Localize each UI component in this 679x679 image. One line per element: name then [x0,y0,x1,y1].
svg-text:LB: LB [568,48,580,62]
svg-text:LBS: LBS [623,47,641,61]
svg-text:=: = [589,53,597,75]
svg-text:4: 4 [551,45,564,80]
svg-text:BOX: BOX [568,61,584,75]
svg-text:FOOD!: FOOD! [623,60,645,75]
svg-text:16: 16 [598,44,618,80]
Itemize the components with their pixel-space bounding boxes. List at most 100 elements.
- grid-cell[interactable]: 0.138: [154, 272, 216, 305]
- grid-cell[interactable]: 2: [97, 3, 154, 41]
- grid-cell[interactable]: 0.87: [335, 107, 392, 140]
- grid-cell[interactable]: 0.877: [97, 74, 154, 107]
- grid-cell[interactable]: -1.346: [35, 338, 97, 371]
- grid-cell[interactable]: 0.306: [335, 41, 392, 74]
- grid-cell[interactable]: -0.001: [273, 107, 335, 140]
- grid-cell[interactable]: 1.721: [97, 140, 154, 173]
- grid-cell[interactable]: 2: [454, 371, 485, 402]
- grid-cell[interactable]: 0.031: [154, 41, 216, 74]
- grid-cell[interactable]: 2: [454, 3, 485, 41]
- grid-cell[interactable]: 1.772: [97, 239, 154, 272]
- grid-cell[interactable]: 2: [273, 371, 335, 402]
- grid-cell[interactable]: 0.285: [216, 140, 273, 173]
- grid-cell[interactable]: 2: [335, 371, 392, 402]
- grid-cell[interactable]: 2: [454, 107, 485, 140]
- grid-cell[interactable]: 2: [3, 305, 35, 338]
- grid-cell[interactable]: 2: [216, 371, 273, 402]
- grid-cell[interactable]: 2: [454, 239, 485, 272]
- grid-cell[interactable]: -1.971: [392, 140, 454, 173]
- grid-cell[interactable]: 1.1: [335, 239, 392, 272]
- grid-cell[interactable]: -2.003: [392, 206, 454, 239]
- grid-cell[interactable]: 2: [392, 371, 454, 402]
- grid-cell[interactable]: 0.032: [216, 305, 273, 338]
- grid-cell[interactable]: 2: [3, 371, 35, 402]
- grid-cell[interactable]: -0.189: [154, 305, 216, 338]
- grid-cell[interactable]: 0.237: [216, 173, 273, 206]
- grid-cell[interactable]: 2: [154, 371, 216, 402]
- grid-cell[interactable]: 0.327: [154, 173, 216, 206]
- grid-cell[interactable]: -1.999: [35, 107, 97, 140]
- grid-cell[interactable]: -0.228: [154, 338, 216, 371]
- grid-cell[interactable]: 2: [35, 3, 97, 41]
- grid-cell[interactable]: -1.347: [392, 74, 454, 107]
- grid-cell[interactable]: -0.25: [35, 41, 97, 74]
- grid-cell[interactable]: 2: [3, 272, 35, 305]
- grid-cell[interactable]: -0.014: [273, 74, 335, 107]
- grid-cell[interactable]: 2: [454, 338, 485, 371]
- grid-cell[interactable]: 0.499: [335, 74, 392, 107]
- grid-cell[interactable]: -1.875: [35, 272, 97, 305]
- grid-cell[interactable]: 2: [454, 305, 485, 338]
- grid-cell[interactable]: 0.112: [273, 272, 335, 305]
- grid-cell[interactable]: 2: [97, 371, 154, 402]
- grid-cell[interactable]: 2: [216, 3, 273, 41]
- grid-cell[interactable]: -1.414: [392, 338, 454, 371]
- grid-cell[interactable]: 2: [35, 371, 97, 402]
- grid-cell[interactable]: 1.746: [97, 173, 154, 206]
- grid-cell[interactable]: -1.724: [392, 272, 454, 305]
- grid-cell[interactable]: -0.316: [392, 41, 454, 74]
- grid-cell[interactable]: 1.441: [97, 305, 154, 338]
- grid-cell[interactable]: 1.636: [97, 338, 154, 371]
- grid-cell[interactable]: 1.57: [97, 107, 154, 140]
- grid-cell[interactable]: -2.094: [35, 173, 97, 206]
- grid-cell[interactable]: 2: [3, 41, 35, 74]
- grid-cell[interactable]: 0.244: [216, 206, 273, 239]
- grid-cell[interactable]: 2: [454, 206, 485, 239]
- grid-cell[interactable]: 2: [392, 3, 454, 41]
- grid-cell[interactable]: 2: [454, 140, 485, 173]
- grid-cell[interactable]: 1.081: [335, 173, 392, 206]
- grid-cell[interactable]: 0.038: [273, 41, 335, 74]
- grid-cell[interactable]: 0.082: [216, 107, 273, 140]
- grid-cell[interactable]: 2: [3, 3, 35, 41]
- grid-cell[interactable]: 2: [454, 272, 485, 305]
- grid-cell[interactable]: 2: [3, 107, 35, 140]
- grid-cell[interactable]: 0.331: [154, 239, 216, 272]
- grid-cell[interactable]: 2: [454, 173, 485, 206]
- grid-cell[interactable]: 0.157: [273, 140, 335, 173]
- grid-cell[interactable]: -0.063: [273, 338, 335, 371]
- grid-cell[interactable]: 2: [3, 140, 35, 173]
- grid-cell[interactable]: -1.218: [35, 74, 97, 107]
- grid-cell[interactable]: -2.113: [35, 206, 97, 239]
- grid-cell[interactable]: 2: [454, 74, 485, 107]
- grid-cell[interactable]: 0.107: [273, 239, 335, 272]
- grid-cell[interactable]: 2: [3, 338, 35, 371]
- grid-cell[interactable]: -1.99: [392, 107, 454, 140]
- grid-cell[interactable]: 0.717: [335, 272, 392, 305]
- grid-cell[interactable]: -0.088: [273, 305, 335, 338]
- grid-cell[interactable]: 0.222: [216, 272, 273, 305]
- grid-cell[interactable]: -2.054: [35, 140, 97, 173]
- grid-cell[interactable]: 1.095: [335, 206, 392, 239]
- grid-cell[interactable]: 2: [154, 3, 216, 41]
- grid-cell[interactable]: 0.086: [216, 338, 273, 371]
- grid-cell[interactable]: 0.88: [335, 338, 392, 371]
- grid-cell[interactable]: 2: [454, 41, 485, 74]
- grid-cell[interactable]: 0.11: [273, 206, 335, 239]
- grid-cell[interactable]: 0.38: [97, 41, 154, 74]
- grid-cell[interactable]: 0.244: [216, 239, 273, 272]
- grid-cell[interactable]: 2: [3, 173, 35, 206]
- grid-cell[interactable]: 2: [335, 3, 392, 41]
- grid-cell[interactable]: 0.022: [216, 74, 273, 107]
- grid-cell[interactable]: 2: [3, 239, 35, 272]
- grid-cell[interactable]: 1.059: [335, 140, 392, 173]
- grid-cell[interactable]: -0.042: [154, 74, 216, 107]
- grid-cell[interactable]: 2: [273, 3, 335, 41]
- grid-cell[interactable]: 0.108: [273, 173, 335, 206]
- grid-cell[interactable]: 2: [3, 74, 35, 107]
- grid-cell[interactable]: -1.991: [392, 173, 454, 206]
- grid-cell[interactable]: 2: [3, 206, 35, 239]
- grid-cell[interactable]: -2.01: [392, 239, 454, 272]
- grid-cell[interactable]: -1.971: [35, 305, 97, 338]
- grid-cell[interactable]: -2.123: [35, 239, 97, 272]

## TO BE DONE
Can you rewrite all of the lines above with each "grid-cell" changed to "table-cell" and nothing else altered?

## TASK SOLUTION
Localize each UI component in this 679x679 image. One line per element: name then [x0,y0,x1,y1].
svg-text:LB: LB [568,48,580,62]
svg-text:LBS: LBS [623,47,641,61]
svg-text:=: = [589,53,597,75]
svg-text:4: 4 [551,45,564,80]
svg-text:BOX: BOX [568,61,584,75]
svg-text:FOOD!: FOOD! [623,60,645,75]
svg-text:16: 16 [598,44,618,80]
Itemize the components with their pixel-space bounding boxes. List at most 100 elements.
- table-cell[interactable]: 0.138: [154, 272, 216, 305]
- table-cell[interactable]: 2: [97, 3, 154, 41]
- table-cell[interactable]: 0.87: [335, 107, 392, 140]
- table-cell[interactable]: 0.877: [97, 74, 154, 107]
- table-cell[interactable]: -1.346: [35, 338, 97, 371]
- table-cell[interactable]: 0.306: [335, 41, 392, 74]
- table-cell[interactable]: -0.001: [273, 107, 335, 140]
- table-cell[interactable]: 1.721: [97, 140, 154, 173]
- table-cell[interactable]: 2: [454, 371, 485, 402]
- table-cell[interactable]: 0.031: [154, 41, 216, 74]
- table-cell[interactable]: 2: [454, 3, 485, 41]
- table-cell[interactable]: 1.772: [97, 239, 154, 272]
- table-cell[interactable]: 2: [273, 371, 335, 402]
- table-cell[interactable]: 0.285: [216, 140, 273, 173]
- table-cell[interactable]: 2: [335, 371, 392, 402]
- table-cell[interactable]: 2: [454, 107, 485, 140]
- table-cell[interactable]: 2: [3, 305, 35, 338]
- table-cell[interactable]: 2: [216, 371, 273, 402]
- table-cell[interactable]: 2: [454, 239, 485, 272]
- table-cell[interactable]: -1.971: [392, 140, 454, 173]
- table-cell[interactable]: 1.1: [335, 239, 392, 272]
- table-cell[interactable]: -2.003: [392, 206, 454, 239]
- table-cell[interactable]: 2: [392, 371, 454, 402]
- table-cell[interactable]: 0.032: [216, 305, 273, 338]
- table-cell[interactable]: 2: [3, 371, 35, 402]
- table-cell[interactable]: -0.189: [154, 305, 216, 338]
- table-cell[interactable]: 0.237: [216, 173, 273, 206]
- table-cell[interactable]: 2: [154, 371, 216, 402]
- table-cell[interactable]: 0.327: [154, 173, 216, 206]
- table-cell[interactable]: -1.999: [35, 107, 97, 140]
- table-cell[interactable]: -0.228: [154, 338, 216, 371]
- table-cell[interactable]: 2: [35, 3, 97, 41]
- table-cell[interactable]: -1.347: [392, 74, 454, 107]
- table-cell[interactable]: -0.25: [35, 41, 97, 74]
- table-cell[interactable]: 2: [3, 272, 35, 305]
- table-cell[interactable]: -0.014: [273, 74, 335, 107]
- table-cell[interactable]: 2: [454, 338, 485, 371]
- table-cell[interactable]: 0.499: [335, 74, 392, 107]
- table-cell[interactable]: -1.875: [35, 272, 97, 305]
- table-cell[interactable]: 2: [454, 305, 485, 338]
- table-cell[interactable]: 0.112: [273, 272, 335, 305]
- table-cell[interactable]: 2: [97, 371, 154, 402]
- table-cell[interactable]: 2: [216, 3, 273, 41]
- table-cell[interactable]: -1.414: [392, 338, 454, 371]
- table-cell[interactable]: 2: [35, 371, 97, 402]
- table-cell[interactable]: 1.746: [97, 173, 154, 206]
- table-cell[interactable]: -1.724: [392, 272, 454, 305]
- table-cell[interactable]: -0.316: [392, 41, 454, 74]
- table-cell[interactable]: 1.441: [97, 305, 154, 338]
- table-cell[interactable]: 1.636: [97, 338, 154, 371]
- table-cell[interactable]: 1.57: [97, 107, 154, 140]
- table-cell[interactable]: -2.094: [35, 173, 97, 206]
- table-cell[interactable]: 2: [3, 41, 35, 74]
- table-cell[interactable]: 0.244: [216, 206, 273, 239]
- table-cell[interactable]: 2: [454, 206, 485, 239]
- table-cell[interactable]: 2: [392, 3, 454, 41]
- table-cell[interactable]: 2: [454, 140, 485, 173]
- table-cell[interactable]: 1.081: [335, 173, 392, 206]
- table-cell[interactable]: 0.038: [273, 41, 335, 74]
- table-cell[interactable]: 0.082: [216, 107, 273, 140]
- table-cell[interactable]: 2: [3, 3, 35, 41]
- table-cell[interactable]: 2: [454, 272, 485, 305]
- table-cell[interactable]: 2: [3, 107, 35, 140]
- table-cell[interactable]: 0.331: [154, 239, 216, 272]
- table-cell[interactable]: 2: [454, 173, 485, 206]
- table-cell[interactable]: 0.157: [273, 140, 335, 173]
- table-cell[interactable]: -0.063: [273, 338, 335, 371]
- table-cell[interactable]: 2: [3, 140, 35, 173]
- table-cell[interactable]: -1.218: [35, 74, 97, 107]
- table-cell[interactable]: -2.113: [35, 206, 97, 239]
- table-cell[interactable]: 2: [454, 74, 485, 107]
- table-cell[interactable]: 0.107: [273, 239, 335, 272]
- table-cell[interactable]: 2: [3, 338, 35, 371]
- table-cell[interactable]: -1.99: [392, 107, 454, 140]
- table-cell[interactable]: 0.717: [335, 272, 392, 305]
- table-cell[interactable]: -0.088: [273, 305, 335, 338]
- table-cell[interactable]: 0.222: [216, 272, 273, 305]
- table-cell[interactable]: -2.054: [35, 140, 97, 173]
- table-cell[interactable]: 1.095: [335, 206, 392, 239]
- table-cell[interactable]: 2: [154, 3, 216, 41]
- table-cell[interactable]: 0.086: [216, 338, 273, 371]
- table-cell[interactable]: 0.88: [335, 338, 392, 371]
- table-cell[interactable]: 2: [454, 41, 485, 74]
- table-cell[interactable]: 0.11: [273, 206, 335, 239]
- table-cell[interactable]: 0.38: [97, 41, 154, 74]
- table-cell[interactable]: 0.244: [216, 239, 273, 272]
- table-cell[interactable]: 2: [3, 173, 35, 206]
- table-cell[interactable]: 2: [335, 3, 392, 41]
- table-cell[interactable]: 0.022: [216, 74, 273, 107]
- table-cell[interactable]: 2: [3, 239, 35, 272]
- table-cell[interactable]: 1.059: [335, 140, 392, 173]
- table-cell[interactable]: -0.042: [154, 74, 216, 107]
- table-cell[interactable]: 2: [273, 3, 335, 41]
- table-cell[interactable]: 0.108: [273, 173, 335, 206]
- table-cell[interactable]: 2: [3, 74, 35, 107]
- table-cell[interactable]: -1.991: [392, 173, 454, 206]
- table-cell[interactable]: 2: [3, 206, 35, 239]
- table-cell[interactable]: -2.01: [392, 239, 454, 272]
- table-cell[interactable]: -1.971: [35, 305, 97, 338]
- table-cell[interactable]: -2.123: [35, 239, 97, 272]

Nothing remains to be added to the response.